Copy each line containing the word "value" from the records that follow, please.

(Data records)
* Begin *

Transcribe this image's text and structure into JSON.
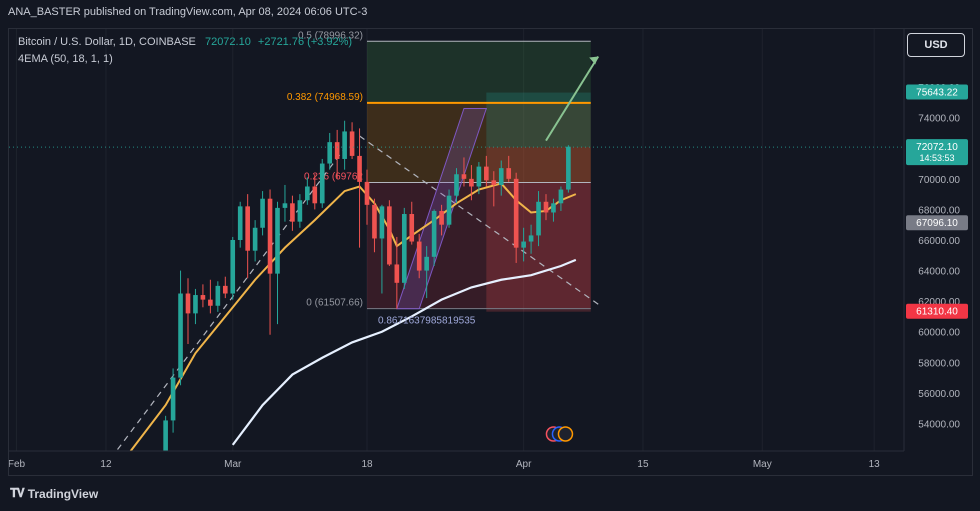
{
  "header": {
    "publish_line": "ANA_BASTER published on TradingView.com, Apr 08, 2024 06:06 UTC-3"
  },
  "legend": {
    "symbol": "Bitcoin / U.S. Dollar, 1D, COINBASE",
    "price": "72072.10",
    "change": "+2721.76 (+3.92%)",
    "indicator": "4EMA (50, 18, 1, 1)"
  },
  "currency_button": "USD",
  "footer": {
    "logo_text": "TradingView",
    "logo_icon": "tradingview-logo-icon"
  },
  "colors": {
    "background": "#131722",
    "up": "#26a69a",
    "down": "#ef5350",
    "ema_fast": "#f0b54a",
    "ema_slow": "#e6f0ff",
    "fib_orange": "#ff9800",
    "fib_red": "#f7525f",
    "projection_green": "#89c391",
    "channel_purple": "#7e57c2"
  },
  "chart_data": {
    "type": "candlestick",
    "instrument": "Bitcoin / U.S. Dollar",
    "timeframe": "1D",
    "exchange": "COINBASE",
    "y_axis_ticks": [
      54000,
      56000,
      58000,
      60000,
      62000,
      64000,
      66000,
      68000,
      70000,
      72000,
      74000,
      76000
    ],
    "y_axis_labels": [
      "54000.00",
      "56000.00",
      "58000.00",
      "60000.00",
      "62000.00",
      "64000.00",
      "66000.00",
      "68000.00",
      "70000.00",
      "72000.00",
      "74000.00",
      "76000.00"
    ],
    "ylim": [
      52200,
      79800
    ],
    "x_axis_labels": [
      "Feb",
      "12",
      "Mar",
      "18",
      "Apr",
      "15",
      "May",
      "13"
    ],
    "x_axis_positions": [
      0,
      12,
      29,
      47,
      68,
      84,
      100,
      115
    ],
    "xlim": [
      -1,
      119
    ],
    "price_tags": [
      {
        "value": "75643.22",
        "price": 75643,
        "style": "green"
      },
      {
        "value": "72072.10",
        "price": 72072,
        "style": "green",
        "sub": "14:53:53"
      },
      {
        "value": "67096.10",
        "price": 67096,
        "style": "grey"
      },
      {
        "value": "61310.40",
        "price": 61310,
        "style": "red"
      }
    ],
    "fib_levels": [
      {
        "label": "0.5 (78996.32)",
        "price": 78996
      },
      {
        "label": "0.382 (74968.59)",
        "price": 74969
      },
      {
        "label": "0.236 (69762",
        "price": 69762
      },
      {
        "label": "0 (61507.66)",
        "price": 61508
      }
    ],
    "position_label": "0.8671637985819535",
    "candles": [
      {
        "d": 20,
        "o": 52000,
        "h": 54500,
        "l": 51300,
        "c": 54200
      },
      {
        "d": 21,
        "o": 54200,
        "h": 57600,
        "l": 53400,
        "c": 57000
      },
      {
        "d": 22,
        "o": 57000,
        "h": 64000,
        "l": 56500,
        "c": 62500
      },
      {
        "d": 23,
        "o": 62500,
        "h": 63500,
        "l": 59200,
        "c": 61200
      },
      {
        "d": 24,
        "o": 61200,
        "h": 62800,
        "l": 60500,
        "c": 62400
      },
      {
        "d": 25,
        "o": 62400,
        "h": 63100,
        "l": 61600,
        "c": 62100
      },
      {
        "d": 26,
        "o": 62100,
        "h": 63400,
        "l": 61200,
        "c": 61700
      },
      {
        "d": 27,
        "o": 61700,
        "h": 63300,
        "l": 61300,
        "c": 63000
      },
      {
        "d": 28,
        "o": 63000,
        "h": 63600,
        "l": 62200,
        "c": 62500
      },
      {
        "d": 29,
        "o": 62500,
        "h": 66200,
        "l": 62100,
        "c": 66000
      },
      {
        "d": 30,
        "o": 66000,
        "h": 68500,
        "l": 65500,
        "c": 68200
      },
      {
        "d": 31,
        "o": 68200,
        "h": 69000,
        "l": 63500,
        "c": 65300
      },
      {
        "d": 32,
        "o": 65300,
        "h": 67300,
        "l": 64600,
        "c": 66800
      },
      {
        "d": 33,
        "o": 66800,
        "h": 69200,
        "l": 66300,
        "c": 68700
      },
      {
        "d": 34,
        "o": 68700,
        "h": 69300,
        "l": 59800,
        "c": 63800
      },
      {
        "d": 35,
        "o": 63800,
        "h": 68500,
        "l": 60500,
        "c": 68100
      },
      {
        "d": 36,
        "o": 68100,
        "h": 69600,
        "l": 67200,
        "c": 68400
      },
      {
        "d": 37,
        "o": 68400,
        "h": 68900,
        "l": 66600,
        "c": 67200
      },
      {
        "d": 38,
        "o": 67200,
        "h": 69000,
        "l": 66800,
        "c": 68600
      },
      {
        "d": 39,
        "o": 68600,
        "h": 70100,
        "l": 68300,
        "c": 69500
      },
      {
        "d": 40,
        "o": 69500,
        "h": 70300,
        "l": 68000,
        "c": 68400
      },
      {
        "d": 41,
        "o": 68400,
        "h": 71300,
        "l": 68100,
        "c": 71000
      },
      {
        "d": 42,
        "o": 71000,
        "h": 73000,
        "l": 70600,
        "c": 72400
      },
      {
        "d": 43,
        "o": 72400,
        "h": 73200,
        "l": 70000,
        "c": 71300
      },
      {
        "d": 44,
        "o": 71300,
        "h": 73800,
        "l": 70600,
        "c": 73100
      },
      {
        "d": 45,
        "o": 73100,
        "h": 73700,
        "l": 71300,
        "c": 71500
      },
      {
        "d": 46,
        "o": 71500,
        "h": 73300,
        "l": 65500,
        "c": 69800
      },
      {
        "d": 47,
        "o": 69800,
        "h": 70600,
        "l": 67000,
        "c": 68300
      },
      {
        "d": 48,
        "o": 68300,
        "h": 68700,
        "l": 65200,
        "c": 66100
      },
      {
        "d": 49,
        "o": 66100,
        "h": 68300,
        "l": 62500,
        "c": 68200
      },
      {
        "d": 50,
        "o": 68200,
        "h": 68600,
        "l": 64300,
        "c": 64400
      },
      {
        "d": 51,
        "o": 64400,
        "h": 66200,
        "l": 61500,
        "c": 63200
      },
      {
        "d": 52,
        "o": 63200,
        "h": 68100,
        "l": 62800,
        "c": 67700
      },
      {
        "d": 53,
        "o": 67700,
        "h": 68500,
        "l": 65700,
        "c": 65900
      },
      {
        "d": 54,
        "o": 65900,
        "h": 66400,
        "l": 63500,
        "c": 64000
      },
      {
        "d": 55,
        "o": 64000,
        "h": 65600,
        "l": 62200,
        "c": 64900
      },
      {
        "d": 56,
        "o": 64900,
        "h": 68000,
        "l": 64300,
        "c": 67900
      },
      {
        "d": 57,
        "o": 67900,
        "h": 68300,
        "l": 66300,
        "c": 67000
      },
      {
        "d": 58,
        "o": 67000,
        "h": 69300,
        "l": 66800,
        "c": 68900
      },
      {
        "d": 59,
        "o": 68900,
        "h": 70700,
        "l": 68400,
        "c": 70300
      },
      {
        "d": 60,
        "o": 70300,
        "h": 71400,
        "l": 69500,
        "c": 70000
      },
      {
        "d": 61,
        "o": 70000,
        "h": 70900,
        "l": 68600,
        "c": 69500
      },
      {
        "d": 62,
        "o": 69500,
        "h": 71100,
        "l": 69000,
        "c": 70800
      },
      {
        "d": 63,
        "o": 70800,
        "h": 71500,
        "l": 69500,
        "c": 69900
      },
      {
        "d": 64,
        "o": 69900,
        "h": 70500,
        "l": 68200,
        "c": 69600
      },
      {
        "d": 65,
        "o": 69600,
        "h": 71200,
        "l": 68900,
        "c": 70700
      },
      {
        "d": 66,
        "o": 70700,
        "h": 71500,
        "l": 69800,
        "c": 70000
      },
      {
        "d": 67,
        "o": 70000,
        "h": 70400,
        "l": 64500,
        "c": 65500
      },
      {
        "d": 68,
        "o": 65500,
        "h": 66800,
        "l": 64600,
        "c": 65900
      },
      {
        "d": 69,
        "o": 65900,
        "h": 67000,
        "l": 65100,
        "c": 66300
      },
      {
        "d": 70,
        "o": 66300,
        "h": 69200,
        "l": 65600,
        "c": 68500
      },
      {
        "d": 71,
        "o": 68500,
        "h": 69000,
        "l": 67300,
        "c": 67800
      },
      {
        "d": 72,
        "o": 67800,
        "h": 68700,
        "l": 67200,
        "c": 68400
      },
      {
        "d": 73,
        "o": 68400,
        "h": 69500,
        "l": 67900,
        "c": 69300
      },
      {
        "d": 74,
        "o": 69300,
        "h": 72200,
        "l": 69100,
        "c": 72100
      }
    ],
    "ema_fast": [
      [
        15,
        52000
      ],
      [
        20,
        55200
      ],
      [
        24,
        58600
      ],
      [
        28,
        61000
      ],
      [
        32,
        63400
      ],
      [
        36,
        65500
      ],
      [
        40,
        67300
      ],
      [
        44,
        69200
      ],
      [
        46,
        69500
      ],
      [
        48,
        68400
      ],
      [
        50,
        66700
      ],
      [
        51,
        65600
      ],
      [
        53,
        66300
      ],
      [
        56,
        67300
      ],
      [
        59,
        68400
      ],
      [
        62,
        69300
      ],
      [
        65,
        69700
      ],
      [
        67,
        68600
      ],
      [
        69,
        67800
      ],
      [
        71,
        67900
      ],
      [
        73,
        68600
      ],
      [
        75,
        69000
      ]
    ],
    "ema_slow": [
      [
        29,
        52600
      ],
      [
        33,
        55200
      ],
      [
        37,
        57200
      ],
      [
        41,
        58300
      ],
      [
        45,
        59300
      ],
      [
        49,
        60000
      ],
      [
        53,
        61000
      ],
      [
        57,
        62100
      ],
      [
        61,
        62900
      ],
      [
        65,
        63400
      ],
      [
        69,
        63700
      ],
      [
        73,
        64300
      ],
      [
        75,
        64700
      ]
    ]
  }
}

* End *

## [EXPECTED ANSWER]
        "value": "75643.22",
        "value": "72072.10",
        "value": "67096.10",
        "value": "61310.40",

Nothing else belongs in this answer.